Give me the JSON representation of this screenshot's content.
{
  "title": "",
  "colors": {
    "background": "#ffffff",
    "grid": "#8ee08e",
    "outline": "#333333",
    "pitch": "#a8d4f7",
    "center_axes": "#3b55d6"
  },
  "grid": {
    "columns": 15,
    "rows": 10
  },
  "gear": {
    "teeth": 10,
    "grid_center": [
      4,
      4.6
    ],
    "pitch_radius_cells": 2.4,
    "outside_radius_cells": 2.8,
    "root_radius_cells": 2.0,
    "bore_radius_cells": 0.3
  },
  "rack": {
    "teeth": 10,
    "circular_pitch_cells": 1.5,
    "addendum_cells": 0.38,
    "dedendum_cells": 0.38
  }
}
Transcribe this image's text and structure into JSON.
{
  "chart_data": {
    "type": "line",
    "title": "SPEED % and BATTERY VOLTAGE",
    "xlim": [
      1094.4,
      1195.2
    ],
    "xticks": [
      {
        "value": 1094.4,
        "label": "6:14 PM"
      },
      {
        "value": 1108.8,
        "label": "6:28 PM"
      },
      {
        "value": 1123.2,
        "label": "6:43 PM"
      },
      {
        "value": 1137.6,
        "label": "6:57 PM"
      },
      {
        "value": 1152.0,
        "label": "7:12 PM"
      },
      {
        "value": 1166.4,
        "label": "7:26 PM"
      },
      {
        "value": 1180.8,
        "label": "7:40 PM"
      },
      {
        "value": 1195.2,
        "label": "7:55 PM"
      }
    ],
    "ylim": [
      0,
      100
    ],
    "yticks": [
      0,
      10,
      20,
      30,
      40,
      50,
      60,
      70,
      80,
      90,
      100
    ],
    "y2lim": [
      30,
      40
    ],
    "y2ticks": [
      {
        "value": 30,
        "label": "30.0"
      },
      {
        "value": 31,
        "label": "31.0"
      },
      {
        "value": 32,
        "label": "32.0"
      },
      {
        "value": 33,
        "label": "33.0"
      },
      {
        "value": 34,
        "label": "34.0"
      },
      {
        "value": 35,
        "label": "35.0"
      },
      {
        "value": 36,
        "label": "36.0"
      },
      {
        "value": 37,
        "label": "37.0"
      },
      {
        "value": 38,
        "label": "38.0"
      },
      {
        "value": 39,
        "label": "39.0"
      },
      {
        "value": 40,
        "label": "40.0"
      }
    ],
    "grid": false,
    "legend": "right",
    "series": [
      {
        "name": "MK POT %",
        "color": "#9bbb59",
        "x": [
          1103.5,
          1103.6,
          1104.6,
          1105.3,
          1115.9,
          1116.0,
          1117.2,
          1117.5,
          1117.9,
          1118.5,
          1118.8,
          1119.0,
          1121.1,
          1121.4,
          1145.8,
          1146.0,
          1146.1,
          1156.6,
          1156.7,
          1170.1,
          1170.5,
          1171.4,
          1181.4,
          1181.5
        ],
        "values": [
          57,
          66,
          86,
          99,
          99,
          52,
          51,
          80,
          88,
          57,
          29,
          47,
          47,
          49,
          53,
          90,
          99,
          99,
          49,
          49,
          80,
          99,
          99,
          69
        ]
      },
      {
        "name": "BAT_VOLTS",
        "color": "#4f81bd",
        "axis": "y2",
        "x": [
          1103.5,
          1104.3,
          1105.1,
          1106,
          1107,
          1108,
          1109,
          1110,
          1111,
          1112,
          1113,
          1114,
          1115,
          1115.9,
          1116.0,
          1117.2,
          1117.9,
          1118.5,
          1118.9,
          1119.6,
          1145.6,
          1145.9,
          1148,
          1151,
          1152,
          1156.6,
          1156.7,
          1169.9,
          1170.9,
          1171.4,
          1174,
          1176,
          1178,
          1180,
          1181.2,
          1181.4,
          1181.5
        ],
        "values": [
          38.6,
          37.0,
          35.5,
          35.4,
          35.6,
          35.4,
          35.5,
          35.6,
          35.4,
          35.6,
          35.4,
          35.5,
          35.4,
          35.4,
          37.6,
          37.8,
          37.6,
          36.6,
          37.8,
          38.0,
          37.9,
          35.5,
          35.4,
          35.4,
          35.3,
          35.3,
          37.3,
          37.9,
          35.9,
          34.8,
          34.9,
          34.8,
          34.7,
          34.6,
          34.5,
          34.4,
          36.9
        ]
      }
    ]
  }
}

_Challenge_:
Each of the records should be retyped exactly.

_Complete response_:
Give me the JSON representation of this screenshot's content.
{
  "title": "",
  "colors": {
    "background": "#ffffff",
    "grid": "#8ee08e",
    "outline": "#333333",
    "pitch": "#a8d4f7",
    "center_axes": "#3b55d6"
  },
  "grid": {
    "columns": 15,
    "rows": 10
  },
  "gear": {
    "teeth": 10,
    "grid_center": [
      4,
      4.6
    ],
    "pitch_radius_cells": 2.4,
    "outside_radius_cells": 2.8,
    "root_radius_cells": 2.0,
    "bore_radius_cells": 0.3
  },
  "rack": {
    "teeth": 10,
    "circular_pitch_cells": 1.5,
    "addendum_cells": 0.38,
    "dedendum_cells": 0.38
  }
}
Transcribe this image's text and structure into JSON.
{
  "chart_data": {
    "type": "line",
    "title": "SPEED % and BATTERY VOLTAGE",
    "xlim": [
      1094.4,
      1195.2
    ],
    "xticks": [
      {
        "value": 1094.4,
        "label": "6:14 PM"
      },
      {
        "value": 1108.8,
        "label": "6:28 PM"
      },
      {
        "value": 1123.2,
        "label": "6:43 PM"
      },
      {
        "value": 1137.6,
        "label": "6:57 PM"
      },
      {
        "value": 1152.0,
        "label": "7:12 PM"
      },
      {
        "value": 1166.4,
        "label": "7:26 PM"
      },
      {
        "value": 1180.8,
        "label": "7:40 PM"
      },
      {
        "value": 1195.2,
        "label": "7:55 PM"
      }
    ],
    "ylim": [
      0,
      100
    ],
    "yticks": [
      0,
      10,
      20,
      30,
      40,
      50,
      60,
      70,
      80,
      90,
      100
    ],
    "y2lim": [
      30,
      40
    ],
    "y2ticks": [
      {
        "value": 30,
        "label": "30.0"
      },
      {
        "value": 31,
        "label": "31.0"
      },
      {
        "value": 32,
        "label": "32.0"
      },
      {
        "value": 33,
        "label": "33.0"
      },
      {
        "value": 34,
        "label": "34.0"
      },
      {
        "value": 35,
        "label": "35.0"
      },
      {
        "value": 36,
        "label": "36.0"
      },
      {
        "value": 37,
        "label": "37.0"
      },
      {
        "value": 38,
        "label": "38.0"
      },
      {
        "value": 39,
        "label": "39.0"
      },
      {
        "value": 40,
        "label": "40.0"
      }
    ],
    "grid": false,
    "legend": "right",
    "series": [
      {
        "name": "MK POT %",
        "color": "#9bbb59",
        "x": [
          1103.5,
          1103.6,
          1104.6,
          1105.3,
          1115.9,
          1116.0,
          1117.2,
          1117.5,
          1117.9,
          1118.5,
          1118.8,
          1119.0,
          1121.1,
          1121.4,
          1145.8,
          1146.0,
          1146.1,
          1156.6,
          1156.7,
          1170.1,
          1170.5,
          1171.4,
          1181.4,
          1181.5
        ],
        "values": [
          57,
          66,
          86,
          99,
          99,
          52,
          51,
          80,
          88,
          57,
          29,
          47,
          47,
          49,
          53,
          90,
          99,
          99,
          49,
          49,
          80,
          99,
          99,
          69
        ]
      },
      {
        "name": "BAT_VOLTS",
        "color": "#4f81bd",
        "axis": "y2",
        "x": [
          1103.5,
          1104.3,
          1105.1,
          1106,
          1107,
          1108,
          1109,
          1110,
          1111,
          1112,
          1113,
          1114,
          1115,
          1115.9,
          1116.0,
          1117.2,
          1117.9,
          1118.5,
          1118.9,
          1119.6,
          1145.6,
          1145.9,
          1148,
          1151,
          1152,
          1156.6,
          1156.7,
          1169.9,
          1170.9,
          1171.4,
          1174,
          1176,
          1178,
          1180,
          1181.2,
          1181.4,
          1181.5
        ],
        "values": [
          38.6,
          37.0,
          35.5,
          35.4,
          35.6,
          35.4,
          35.5,
          35.6,
          35.4,
          35.6,
          35.4,
          35.5,
          35.4,
          35.4,
          37.6,
          37.8,
          37.6,
          36.6,
          37.8,
          38.0,
          37.9,
          35.5,
          35.4,
          35.4,
          35.3,
          35.3,
          37.3,
          37.9,
          35.9,
          34.8,
          34.9,
          34.8,
          34.7,
          34.6,
          34.5,
          34.4,
          36.9
        ]
      }
    ]
  }
}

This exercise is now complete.